**EXERCISE MATERIAL:**
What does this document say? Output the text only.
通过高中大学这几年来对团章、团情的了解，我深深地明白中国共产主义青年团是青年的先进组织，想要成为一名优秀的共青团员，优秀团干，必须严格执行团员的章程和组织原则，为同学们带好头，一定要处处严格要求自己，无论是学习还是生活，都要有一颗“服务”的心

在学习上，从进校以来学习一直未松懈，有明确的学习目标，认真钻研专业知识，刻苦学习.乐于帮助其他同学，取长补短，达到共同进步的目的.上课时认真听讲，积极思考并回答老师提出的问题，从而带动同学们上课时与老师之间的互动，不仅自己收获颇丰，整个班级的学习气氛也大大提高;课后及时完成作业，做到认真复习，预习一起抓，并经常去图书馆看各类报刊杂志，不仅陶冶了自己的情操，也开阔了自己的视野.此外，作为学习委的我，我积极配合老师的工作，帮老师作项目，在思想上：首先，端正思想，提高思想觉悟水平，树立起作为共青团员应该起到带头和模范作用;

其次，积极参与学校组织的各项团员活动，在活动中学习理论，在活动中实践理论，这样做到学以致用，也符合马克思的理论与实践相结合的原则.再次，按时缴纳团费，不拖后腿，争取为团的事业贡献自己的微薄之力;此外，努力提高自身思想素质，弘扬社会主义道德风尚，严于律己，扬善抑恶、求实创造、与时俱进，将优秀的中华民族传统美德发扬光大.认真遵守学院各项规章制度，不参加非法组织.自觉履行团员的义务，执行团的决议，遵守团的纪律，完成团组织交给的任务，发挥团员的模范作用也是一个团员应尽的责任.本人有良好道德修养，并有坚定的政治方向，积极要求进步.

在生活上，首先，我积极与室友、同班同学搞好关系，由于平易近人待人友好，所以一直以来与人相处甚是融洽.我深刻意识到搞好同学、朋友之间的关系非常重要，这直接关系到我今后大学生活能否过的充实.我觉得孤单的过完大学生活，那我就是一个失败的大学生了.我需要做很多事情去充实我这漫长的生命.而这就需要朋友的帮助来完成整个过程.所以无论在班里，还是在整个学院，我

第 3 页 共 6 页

**EXERCISE DESCRIPTION:** Provide an exact reproduction of all the entries shown above.

**OUTPUT FOR THIS EXERCISE:**
What does this document say? Output the text only.
通过高中大学这几年来对团章、团情的了解，我深深地明白中国共产主义青年团是青年的先进组织，想要成为一名优秀的共青团员，优秀团干，必须严格执行团员的章程和组织原则，为同学们带好头，一定要处处严格要求自己，无论是学习还是生活，都要有一颗“服务”的心

在学习上，从进校以来学习一直未松懈，有明确的学习目标，认真钻研专业知识，刻苦学习.乐于帮助其他同学，取长补短，达到共同进步的目的.上课时认真听讲，积极思考并回答老师提出的问题，从而带动同学们上课时与老师之间的互动，不仅自己收获颇丰，整个班级的学习气氛也大大提高;课后及时完成作业，做到认真复习，预习一起抓，并经常去图书馆看各类报刊杂志，不仅陶冶了自己的情操，也开阔了自己的视野.此外，作为学习委的我，我积极配合老师的工作，帮老师作项目，在思想上：首先，端正思想，提高思想觉悟水平，树立起作为共青团员应该起到带头和模范作用;

其次，积极参与学校组织的各项团员活动，在活动中学习理论，在活动中实践理论，这样做到学以致用，也符合马克思的理论与实践相结合的原则.再次，按时缴纳团费，不拖后腿，争取为团的事业贡献自己的微薄之力;此外，努力提高自身思想素质，弘扬社会主义道德风尚，严于律己，扬善抑恶、求实创造、与时俱进，将优秀的中华民族传统美德发扬光大.认真遵守学院各项规章制度，不参加非法组织.自觉履行团员的义务，执行团的决议，遵守团的纪律，完成团组织交给的任务，发挥团员的模范作用也是一个团员应尽的责任.本人有良好道德修养，并有坚定的政治方向，积极要求进步.

在生活上，首先，我积极与室友、同班同学搞好关系，由于平易近人待人友好，所以一直以来与人相处甚是融洽.我深刻意识到搞好同学、朋友之间的关系非常重要，这直接关系到我今后大学生活能否过的充实.我觉得孤单的过完大学生活，那我就是一个失败的大学生了.我需要做很多事情去充实我这漫长的生命.而这就需要朋友的帮助来完成整个过程.所以无论在班里，还是在整个学院，我

第 3 页 共 6 页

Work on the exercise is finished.